Information shown —

━━━━━━━━━━━━━━━━━━━━━━━━━━━━━━

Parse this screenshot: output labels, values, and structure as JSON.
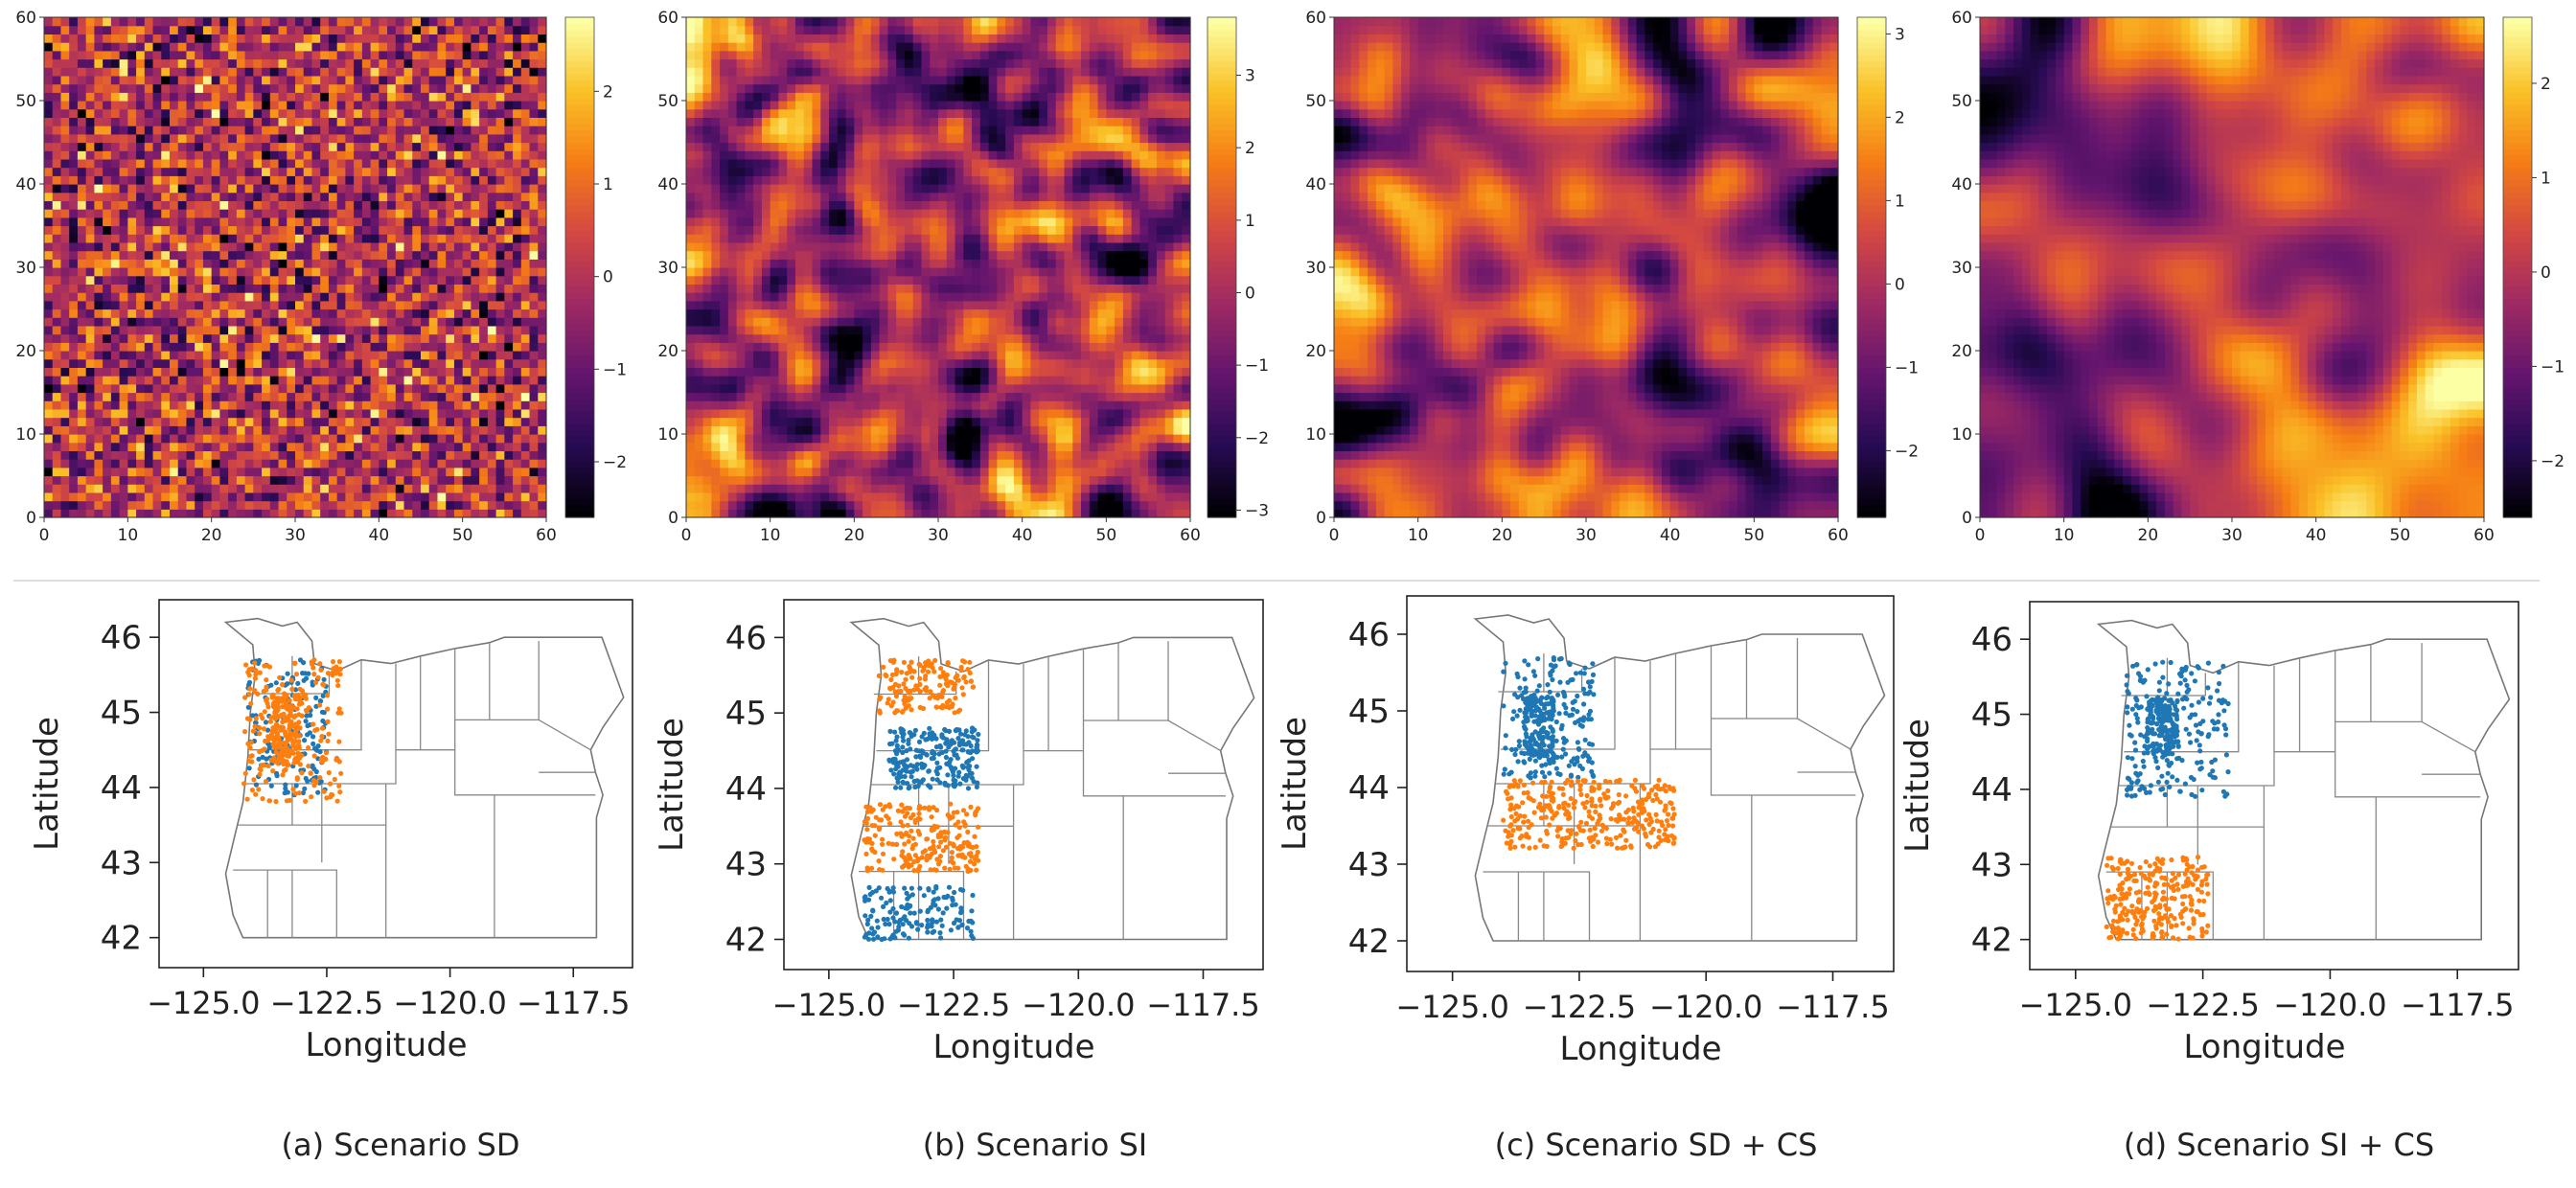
{
  "chart_data": [
    {
      "type": "heatmap",
      "title": "",
      "grid_size": 60,
      "smoothness": "none",
      "xlim": [
        0,
        60
      ],
      "ylim": [
        0,
        60
      ],
      "xticks": [
        0,
        10,
        20,
        30,
        40,
        50,
        60
      ],
      "yticks": [
        0,
        10,
        20,
        30,
        40,
        50,
        60
      ],
      "colormap": "inferno",
      "colorbar": {
        "range": [
          -2.6,
          2.8
        ],
        "ticks": [
          -2,
          -1,
          0,
          1,
          2
        ],
        "tick_labels": [
          "−2",
          "−1",
          "0",
          "1",
          "2"
        ]
      }
    },
    {
      "type": "heatmap",
      "title": "",
      "grid_size": 60,
      "smoothness": "low",
      "xlim": [
        0,
        60
      ],
      "ylim": [
        0,
        60
      ],
      "xticks": [
        0,
        10,
        20,
        30,
        40,
        50,
        60
      ],
      "yticks": [
        0,
        10,
        20,
        30,
        40,
        50,
        60
      ],
      "colormap": "inferno",
      "colorbar": {
        "range": [
          -3.1,
          3.8
        ],
        "ticks": [
          -3,
          -2,
          -1,
          0,
          1,
          2,
          3
        ],
        "tick_labels": [
          "−3",
          "−2",
          "−1",
          "0",
          "1",
          "2",
          "3"
        ]
      }
    },
    {
      "type": "heatmap",
      "title": "",
      "grid_size": 60,
      "smoothness": "medium",
      "xlim": [
        0,
        60
      ],
      "ylim": [
        0,
        60
      ],
      "xticks": [
        0,
        10,
        20,
        30,
        40,
        50,
        60
      ],
      "yticks": [
        0,
        10,
        20,
        30,
        40,
        50,
        60
      ],
      "colormap": "inferno",
      "colorbar": {
        "range": [
          -2.8,
          3.2
        ],
        "ticks": [
          -2,
          -1,
          0,
          1,
          2,
          3
        ],
        "tick_labels": [
          "−2",
          "−1",
          "0",
          "1",
          "2",
          "3"
        ]
      }
    },
    {
      "type": "heatmap",
      "title": "",
      "grid_size": 60,
      "smoothness": "high",
      "xlim": [
        0,
        60
      ],
      "ylim": [
        0,
        60
      ],
      "xticks": [
        0,
        10,
        20,
        30,
        40,
        50,
        60
      ],
      "yticks": [
        0,
        10,
        20,
        30,
        40,
        50,
        60
      ],
      "colormap": "inferno",
      "colorbar": {
        "range": [
          -2.6,
          2.7
        ],
        "ticks": [
          -2,
          -1,
          0,
          1,
          2
        ],
        "tick_labels": [
          "−2",
          "−1",
          "0",
          "1",
          "2"
        ]
      }
    },
    {
      "type": "scatter",
      "caption": "(a) Scenario SD",
      "xlabel": "Longitude",
      "ylabel": "Latitude",
      "xlim": [
        -125.9,
        -116.3
      ],
      "ylim": [
        41.6,
        46.5
      ],
      "xticks": [
        -125.0,
        -122.5
      ],
      "xtick_labels": [
        "−125.0",
        "−122.5"
      ],
      "extra_xticks": [
        -120.0,
        -117.5
      ],
      "extra_xtick_labels": [
        "−120.0",
        "−117.5"
      ],
      "yticks": [
        42,
        43,
        44,
        45,
        46
      ],
      "series": [
        {
          "color": "#1f77b4",
          "clusters": [
            {
              "lon_range": [
                -124.1,
                -122.5
              ],
              "lat_range": [
                43.9,
                45.7
              ],
              "n": 160
            }
          ]
        },
        {
          "color": "#ff7f0e",
          "clusters": [
            {
              "lon_range": [
                -124.2,
                -122.2
              ],
              "lat_range": [
                43.8,
                45.7
              ],
              "n": 380,
              "dense_core": [
                -123.6,
                -123.0,
                44.3,
                45.2
              ]
            }
          ]
        }
      ]
    },
    {
      "type": "scatter",
      "caption": "(b) Scenario SI",
      "xlabel": "Longitude",
      "ylabel": "Latitude",
      "xlim": [
        -125.9,
        -116.3
      ],
      "ylim": [
        41.6,
        46.5
      ],
      "xticks": [
        -125.0,
        -122.5,
        -120.0,
        -117.5
      ],
      "xtick_labels": [
        "−125.0",
        "−122.5",
        "−120.0",
        "−117.5"
      ],
      "yticks": [
        42,
        43,
        44,
        45,
        46
      ],
      "series": [
        {
          "color": "#1f77b4",
          "clusters": [
            {
              "lon_range": [
                -123.8,
                -122.0
              ],
              "lat_range": [
                44.0,
                44.8
              ],
              "n": 240
            },
            {
              "lon_range": [
                -124.3,
                -122.1
              ],
              "lat_range": [
                42.0,
                42.7
              ],
              "n": 150
            }
          ]
        },
        {
          "color": "#ff7f0e",
          "clusters": [
            {
              "lon_range": [
                -124.0,
                -122.1
              ],
              "lat_range": [
                45.0,
                45.7
              ],
              "n": 150
            },
            {
              "lon_range": [
                -124.3,
                -122.0
              ],
              "lat_range": [
                42.9,
                43.8
              ],
              "n": 230
            }
          ]
        }
      ]
    },
    {
      "type": "scatter",
      "caption": "(c) Scenario SD + CS",
      "xlabel": "Longitude",
      "ylabel": "Latitude",
      "xlim": [
        -125.9,
        -116.3
      ],
      "ylim": [
        41.6,
        46.5
      ],
      "xticks": [
        -125.0,
        -122.5,
        -120.0,
        -117.5
      ],
      "xtick_labels": [
        "−125.0",
        "−122.5",
        "−120.0",
        "−117.5"
      ],
      "yticks": [
        42,
        43,
        44,
        45,
        46
      ],
      "series": [
        {
          "color": "#1f77b4",
          "clusters": [
            {
              "lon_range": [
                -124.0,
                -122.2
              ],
              "lat_range": [
                44.1,
                45.7
              ],
              "n": 340,
              "dense_core": [
                -123.6,
                -123.0,
                44.3,
                45.2
              ]
            }
          ]
        },
        {
          "color": "#ff7f0e",
          "clusters": [
            {
              "lon_range": [
                -124.0,
                -120.6
              ],
              "lat_range": [
                43.2,
                44.1
              ],
              "n": 330
            }
          ]
        }
      ]
    },
    {
      "type": "scatter",
      "caption": "(d) Scenario SI + CS",
      "xlabel": "Longitude",
      "ylabel": "Latitude",
      "xlim": [
        -125.9,
        -116.3
      ],
      "ylim": [
        41.6,
        46.5
      ],
      "xticks": [
        -125.0,
        -122.5,
        -120.0,
        -117.5
      ],
      "xtick_labels": [
        "−125.0",
        "−122.5",
        "−120.0",
        "−117.5"
      ],
      "yticks": [
        42,
        43,
        44,
        45,
        46
      ],
      "series": [
        {
          "color": "#1f77b4",
          "clusters": [
            {
              "lon_range": [
                -124.0,
                -122.0
              ],
              "lat_range": [
                43.9,
                45.7
              ],
              "n": 360,
              "dense_core": [
                -123.6,
                -123.0,
                44.4,
                45.2
              ]
            }
          ]
        },
        {
          "color": "#ff7f0e",
          "clusters": [
            {
              "lon_range": [
                -124.4,
                -122.4
              ],
              "lat_range": [
                42.0,
                43.1
              ],
              "n": 260
            }
          ]
        }
      ]
    }
  ],
  "captions": [
    "(a) Scenario SD",
    "(b) Scenario SI",
    "(c) Scenario SD + CS",
    "(d) Scenario SI + CS"
  ],
  "axis_labels": {
    "x": "Longitude",
    "y": "Latitude"
  }
}
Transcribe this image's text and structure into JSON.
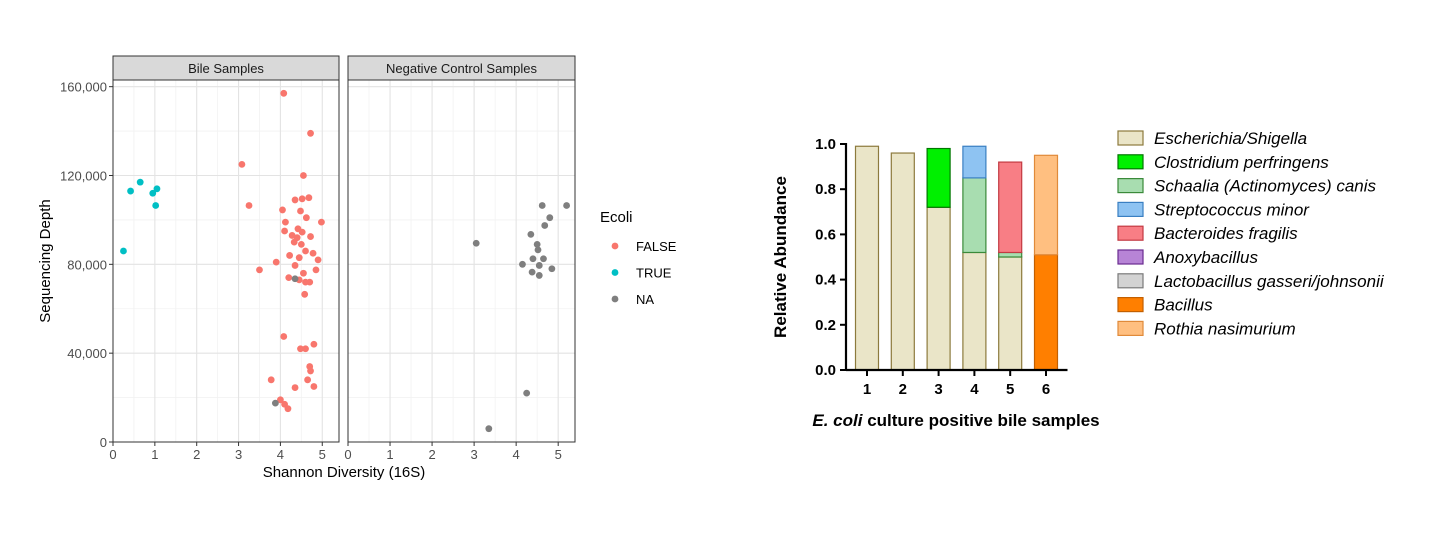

━━━━━━━━━━━━━━━━━━━━━━━━━━━━━━

Each line of the material must be retyped exactly, except that images are omitted.

Output for this exercise —
Parse this screenshot: output labels, values, and structure as JSON.
{
  "chart_data": [
    {
      "type": "heatmap",
      "title": "",
      "grid_size": 60,
      "smoothness": "none",
      "xlim": [
        0,
        60
      ],
      "ylim": [
        0,
        60
      ],
      "xticks": [
        0,
        10,
        20,
        30,
        40,
        50,
        60
      ],
      "yticks": [
        0,
        10,
        20,
        30,
        40,
        50,
        60
      ],
      "colormap": "inferno",
      "colorbar": {
        "range": [
          -2.6,
          2.8
        ],
        "ticks": [
          -2,
          -1,
          0,
          1,
          2
        ],
        "tick_labels": [
          "−2",
          "−1",
          "0",
          "1",
          "2"
        ]
      }
    },
    {
      "type": "heatmap",
      "title": "",
      "grid_size": 60,
      "smoothness": "low",
      "xlim": [
        0,
        60
      ],
      "ylim": [
        0,
        60
      ],
      "xticks": [
        0,
        10,
        20,
        30,
        40,
        50,
        60
      ],
      "yticks": [
        0,
        10,
        20,
        30,
        40,
        50,
        60
      ],
      "colormap": "inferno",
      "colorbar": {
        "range": [
          -3.1,
          3.8
        ],
        "ticks": [
          -3,
          -2,
          -1,
          0,
          1,
          2,
          3
        ],
        "tick_labels": [
          "−3",
          "−2",
          "−1",
          "0",
          "1",
          "2",
          "3"
        ]
      }
    },
    {
      "type": "heatmap",
      "title": "",
      "grid_size": 60,
      "smoothness": "medium",
      "xlim": [
        0,
        60
      ],
      "ylim": [
        0,
        60
      ],
      "xticks": [
        0,
        10,
        20,
        30,
        40,
        50,
        60
      ],
      "yticks": [
        0,
        10,
        20,
        30,
        40,
        50,
        60
      ],
      "colormap": "inferno",
      "colorbar": {
        "range": [
          -2.8,
          3.2
        ],
        "ticks": [
          -2,
          -1,
          0,
          1,
          2,
          3
        ],
        "tick_labels": [
          "−2",
          "−1",
          "0",
          "1",
          "2",
          "3"
        ]
      }
    },
    {
      "type": "heatmap",
      "title": "",
      "grid_size": 60,
      "smoothness": "high",
      "xlim": [
        0,
        60
      ],
      "ylim": [
        0,
        60
      ],
      "xticks": [
        0,
        10,
        20,
        30,
        40,
        50,
        60
      ],
      "yticks": [
        0,
        10,
        20,
        30,
        40,
        50,
        60
      ],
      "colormap": "inferno",
      "colorbar": {
        "range": [
          -2.6,
          2.7
        ],
        "ticks": [
          -2,
          -1,
          0,
          1,
          2
        ],
        "tick_labels": [
          "−2",
          "−1",
          "0",
          "1",
          "2"
        ]
      }
    },
    {
      "type": "scatter",
      "caption": "(a) Scenario SD",
      "xlabel": "Longitude",
      "ylabel": "Latitude",
      "xlim": [
        -125.9,
        -116.3
      ],
      "ylim": [
        41.6,
        46.5
      ],
      "xticks": [
        -125.0,
        -122.5
      ],
      "xtick_labels": [
        "−125.0",
        "−122.5"
      ],
      "extra_xticks": [
        -120.0,
        -117.5
      ],
      "extra_xtick_labels": [
        "−120.0",
        "−117.5"
      ],
      "yticks": [
        42,
        43,
        44,
        45,
        46
      ],
      "series": [
        {
          "color": "#1f77b4",
          "clusters": [
            {
              "lon_range": [
                -124.1,
                -122.5
              ],
              "lat_range": [
                43.9,
                45.7
              ],
              "n": 160
            }
          ]
        },
        {
          "color": "#ff7f0e",
          "clusters": [
            {
              "lon_range": [
                -124.2,
                -122.2
              ],
              "lat_range": [
                43.8,
                45.7
              ],
              "n": 380,
              "dense_core": [
                -123.6,
                -123.0,
                44.3,
                45.2
              ]
            }
          ]
        }
      ]
    },
    {
      "type": "scatter",
      "caption": "(b) Scenario SI",
      "xlabel": "Longitude",
      "ylabel": "Latitude",
      "xlim": [
        -125.9,
        -116.3
      ],
      "ylim": [
        41.6,
        46.5
      ],
      "xticks": [
        -125.0,
        -122.5,
        -120.0,
        -117.5
      ],
      "xtick_labels": [
        "−125.0",
        "−122.5",
        "−120.0",
        "−117.5"
      ],
      "yticks": [
        42,
        43,
        44,
        45,
        46
      ],
      "series": [
        {
          "color": "#1f77b4",
          "clusters": [
            {
              "lon_range": [
                -123.8,
                -122.0
              ],
              "lat_range": [
                44.0,
                44.8
              ],
              "n": 240
            },
            {
              "lon_range": [
                -124.3,
                -122.1
              ],
              "lat_range": [
                42.0,
                42.7
              ],
              "n": 150
            }
          ]
        },
        {
          "color": "#ff7f0e",
          "clusters": [
            {
              "lon_range": [
                -124.0,
                -122.1
              ],
              "lat_range": [
                45.0,
                45.7
              ],
              "n": 150
            },
            {
              "lon_range": [
                -124.3,
                -122.0
              ],
              "lat_range": [
                42.9,
                43.8
              ],
              "n": 230
            }
          ]
        }
      ]
    },
    {
      "type": "scatter",
      "caption": "(c) Scenario SD + CS",
      "xlabel": "Longitude",
      "ylabel": "Latitude",
      "xlim": [
        -125.9,
        -116.3
      ],
      "ylim": [
        41.6,
        46.5
      ],
      "xticks": [
        -125.0,
        -122.5,
        -120.0,
        -117.5
      ],
      "xtick_labels": [
        "−125.0",
        "−122.5",
        "−120.0",
        "−117.5"
      ],
      "yticks": [
        42,
        43,
        44,
        45,
        46
      ],
      "series": [
        {
          "color": "#1f77b4",
          "clusters": [
            {
              "lon_range": [
                -124.0,
                -122.2
              ],
              "lat_range": [
                44.1,
                45.7
              ],
              "n": 340,
              "dense_core": [
                -123.6,
                -123.0,
                44.3,
                45.2
              ]
            }
          ]
        },
        {
          "color": "#ff7f0e",
          "clusters": [
            {
              "lon_range": [
                -124.0,
                -120.6
              ],
              "lat_range": [
                43.2,
                44.1
              ],
              "n": 330
            }
          ]
        }
      ]
    },
    {
      "type": "scatter",
      "caption": "(d) Scenario SI + CS",
      "xlabel": "Longitude",
      "ylabel": "Latitude",
      "xlim": [
        -125.9,
        -116.3
      ],
      "ylim": [
        41.6,
        46.5
      ],
      "xticks": [
        -125.0,
        -122.5,
        -120.0,
        -117.5
      ],
      "xtick_labels": [
        "−125.0",
        "−122.5",
        "−120.0",
        "−117.5"
      ],
      "yticks": [
        42,
        43,
        44,
        45,
        46
      ],
      "series": [
        {
          "color": "#1f77b4",
          "clusters": [
            {
              "lon_range": [
                -124.0,
                -122.0
              ],
              "lat_range": [
                43.9,
                45.7
              ],
              "n": 360,
              "dense_core": [
                -123.6,
                -123.0,
                44.4,
                45.2
              ]
            }
          ]
        },
        {
          "color": "#ff7f0e",
          "clusters": [
            {
              "lon_range": [
                -124.4,
                -122.4
              ],
              "lat_range": [
                42.0,
                43.1
              ],
              "n": 260
            }
          ]
        }
      ]
    }
  ],
  "captions": [
    "(a) Scenario SD",
    "(b) Scenario SI",
    "(c) Scenario SD + CS",
    "(d) Scenario SI + CS"
  ],
  "axis_labels": {
    "x": "Longitude",
    "y": "Latitude"
  }
}
Transcribe this image's text and structure into JSON.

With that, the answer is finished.